» Task to complete
Write out the entries below once more, exactly, with the pictures left out.

-- begin --

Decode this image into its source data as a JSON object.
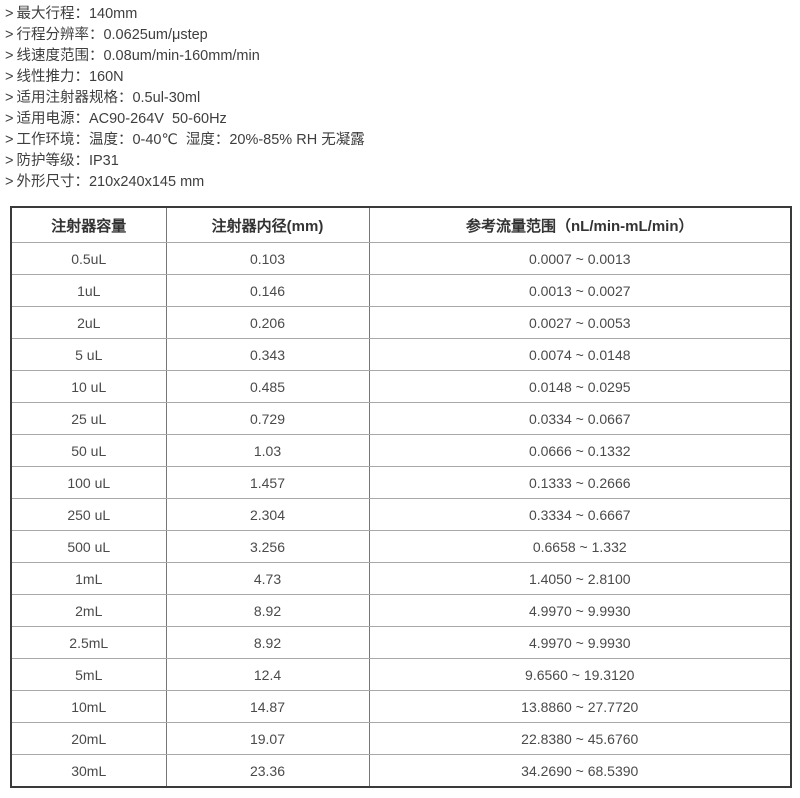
{
  "page": {
    "background_color": "#ffffff",
    "text_color": "#3e3e3e",
    "table_outer_border_color": "#3a3a3a",
    "table_inner_line_color": "#9a9a9a"
  },
  "specs": {
    "bullet": ">",
    "items": [
      "最大行程：140mm",
      "行程分辨率：0.0625um/μstep",
      "线速度范围：0.08um/min-160mm/min",
      "线性推力：160N",
      "适用注射器规格：0.5ul-30ml",
      "适用电源：AC90-264V  50-60Hz",
      "工作环境：温度：0-40℃  湿度：20%-85% RH 无凝露",
      "防护等级：IP31",
      "外形尺寸：210x240x145 mm"
    ]
  },
  "table": {
    "headers": [
      "注射器容量",
      "注射器内径(mm)",
      "参考流量范围（nL/min-mL/min）"
    ],
    "rows": [
      [
        "0.5uL",
        "0.103",
        "0.0007 ~ 0.0013"
      ],
      [
        "1uL",
        "0.146",
        "0.0013 ~ 0.0027"
      ],
      [
        "2uL",
        "0.206",
        "0.0027 ~ 0.0053"
      ],
      [
        "5 uL",
        "0.343",
        "0.0074 ~ 0.0148"
      ],
      [
        "10 uL",
        "0.485",
        "0.0148 ~ 0.0295"
      ],
      [
        "25 uL",
        "0.729",
        "0.0334 ~ 0.0667"
      ],
      [
        "50 uL",
        "1.03",
        "0.0666 ~ 0.1332"
      ],
      [
        "100 uL",
        "1.457",
        "0.1333 ~ 0.2666"
      ],
      [
        "250 uL",
        "2.304",
        "0.3334 ~ 0.6667"
      ],
      [
        "500 uL",
        "3.256",
        "0.6658 ~ 1.332"
      ],
      [
        "1mL",
        "4.73",
        "1.4050 ~ 2.8100"
      ],
      [
        "2mL",
        "8.92",
        "4.9970 ~ 9.9930"
      ],
      [
        "2.5mL",
        "8.92",
        "4.9970 ~ 9.9930"
      ],
      [
        "5mL",
        "12.4",
        "9.6560 ~ 19.3120"
      ],
      [
        "10mL",
        "14.87",
        "13.8860 ~ 27.7720"
      ],
      [
        "20mL",
        "19.07",
        "22.8380 ~ 45.6760"
      ],
      [
        "30mL",
        "23.36",
        "34.2690 ~ 68.5390"
      ]
    ]
  }
}
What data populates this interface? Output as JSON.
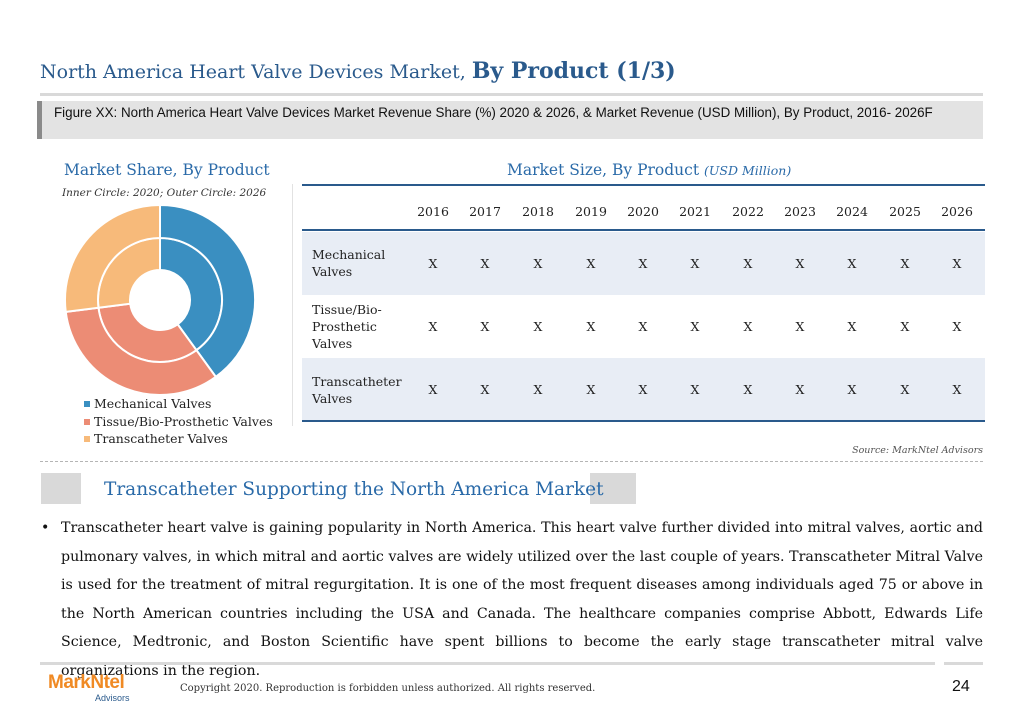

-- end --

» Answer to this problem
Decode this image into its source data as a JSON object.
{
  "page": {
    "background_color": "#ffffff",
    "text_color": "#3e3e3e",
    "table_outer_border_color": "#3a3a3a",
    "table_inner_line_color": "#9a9a9a"
  },
  "specs": {
    "bullet": ">",
    "items": [
      "最大行程：140mm",
      "行程分辨率：0.0625um/μstep",
      "线速度范围：0.08um/min-160mm/min",
      "线性推力：160N",
      "适用注射器规格：0.5ul-30ml",
      "适用电源：AC90-264V  50-60Hz",
      "工作环境：温度：0-40℃  湿度：20%-85% RH 无凝露",
      "防护等级：IP31",
      "外形尺寸：210x240x145 mm"
    ]
  },
  "table": {
    "headers": [
      "注射器容量",
      "注射器内径(mm)",
      "参考流量范围（nL/min-mL/min）"
    ],
    "rows": [
      [
        "0.5uL",
        "0.103",
        "0.0007 ~ 0.0013"
      ],
      [
        "1uL",
        "0.146",
        "0.0013 ~ 0.0027"
      ],
      [
        "2uL",
        "0.206",
        "0.0027 ~ 0.0053"
      ],
      [
        "5 uL",
        "0.343",
        "0.0074 ~ 0.0148"
      ],
      [
        "10 uL",
        "0.485",
        "0.0148 ~ 0.0295"
      ],
      [
        "25 uL",
        "0.729",
        "0.0334 ~ 0.0667"
      ],
      [
        "50 uL",
        "1.03",
        "0.0666 ~ 0.1332"
      ],
      [
        "100 uL",
        "1.457",
        "0.1333 ~ 0.2666"
      ],
      [
        "250 uL",
        "2.304",
        "0.3334 ~ 0.6667"
      ],
      [
        "500 uL",
        "3.256",
        "0.6658 ~ 1.332"
      ],
      [
        "1mL",
        "4.73",
        "1.4050 ~ 2.8100"
      ],
      [
        "2mL",
        "8.92",
        "4.9970 ~ 9.9930"
      ],
      [
        "2.5mL",
        "8.92",
        "4.9970 ~ 9.9930"
      ],
      [
        "5mL",
        "12.4",
        "9.6560 ~ 19.3120"
      ],
      [
        "10mL",
        "14.87",
        "13.8860 ~ 27.7720"
      ],
      [
        "20mL",
        "19.07",
        "22.8380 ~ 45.6760"
      ],
      [
        "30mL",
        "23.36",
        "34.2690 ~ 68.5390"
      ]
    ]
  }
}
What data populates this interface? Output as JSON.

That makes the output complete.